▶ What to produce: Retype each entry below, keeping every character the same.

Part of a data file:
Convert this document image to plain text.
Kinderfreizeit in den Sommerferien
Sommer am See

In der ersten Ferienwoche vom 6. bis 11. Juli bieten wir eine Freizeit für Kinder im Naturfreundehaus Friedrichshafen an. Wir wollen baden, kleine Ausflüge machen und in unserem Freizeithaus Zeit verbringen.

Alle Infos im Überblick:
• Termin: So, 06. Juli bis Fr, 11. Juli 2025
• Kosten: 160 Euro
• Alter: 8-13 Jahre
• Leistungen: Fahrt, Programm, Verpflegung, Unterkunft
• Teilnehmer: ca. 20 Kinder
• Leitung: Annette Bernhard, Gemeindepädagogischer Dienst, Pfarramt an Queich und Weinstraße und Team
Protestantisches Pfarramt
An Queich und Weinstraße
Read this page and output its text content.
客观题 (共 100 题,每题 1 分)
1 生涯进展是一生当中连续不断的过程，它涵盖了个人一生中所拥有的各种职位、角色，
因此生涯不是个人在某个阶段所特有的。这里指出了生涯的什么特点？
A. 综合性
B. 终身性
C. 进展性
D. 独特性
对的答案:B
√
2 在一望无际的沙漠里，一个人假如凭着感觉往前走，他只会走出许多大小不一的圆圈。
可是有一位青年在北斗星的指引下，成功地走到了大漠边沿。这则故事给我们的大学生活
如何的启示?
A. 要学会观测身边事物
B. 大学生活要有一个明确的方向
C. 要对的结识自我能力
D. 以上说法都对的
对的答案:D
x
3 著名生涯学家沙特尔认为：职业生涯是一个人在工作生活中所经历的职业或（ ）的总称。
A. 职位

▶ Solution for this exercise:
Convert this document image to plain text.
Kinderfreizeit in den Sommerferien
Sommer am See

In der ersten Ferienwoche vom 6. bis 11. Juli bieten wir eine Freizeit für Kinder im Naturfreundehaus Friedrichshafen an. Wir wollen baden, kleine Ausflüge machen und in unserem Freizeithaus Zeit verbringen.

Alle Infos im Überblick:
• Termin: So, 06. Juli bis Fr, 11. Juli 2025
• Kosten: 160 Euro
• Alter: 8-13 Jahre
• Leistungen: Fahrt, Programm, Verpflegung, Unterkunft
• Teilnehmer: ca. 20 Kinder
• Leitung: Annette Bernhard, Gemeindepädagogischer Dienst, Pfarramt an Queich und Weinstraße und Team
Protestantisches Pfarramt
An Queich und Weinstraße
Read this page and output its text content.
客观题 (共 100 题,每题 1 分)
1 生涯进展是一生当中连续不断的过程，它涵盖了个人一生中所拥有的各种职位、角色，
因此生涯不是个人在某个阶段所特有的。这里指出了生涯的什么特点？
A. 综合性
B. 终身性
C. 进展性
D. 独特性
对的答案:B
√
2 在一望无际的沙漠里，一个人假如凭着感觉往前走，他只会走出许多大小不一的圆圈。
可是有一位青年在北斗星的指引下，成功地走到了大漠边沿。这则故事给我们的大学生活
如何的启示?
A. 要学会观测身边事物
B. 大学生活要有一个明确的方向
C. 要对的结识自我能力
D. 以上说法都对的
对的答案:D
x
3 著名生涯学家沙特尔认为：职业生涯是一个人在工作生活中所经历的职业或（ ）的总称。
A. 职位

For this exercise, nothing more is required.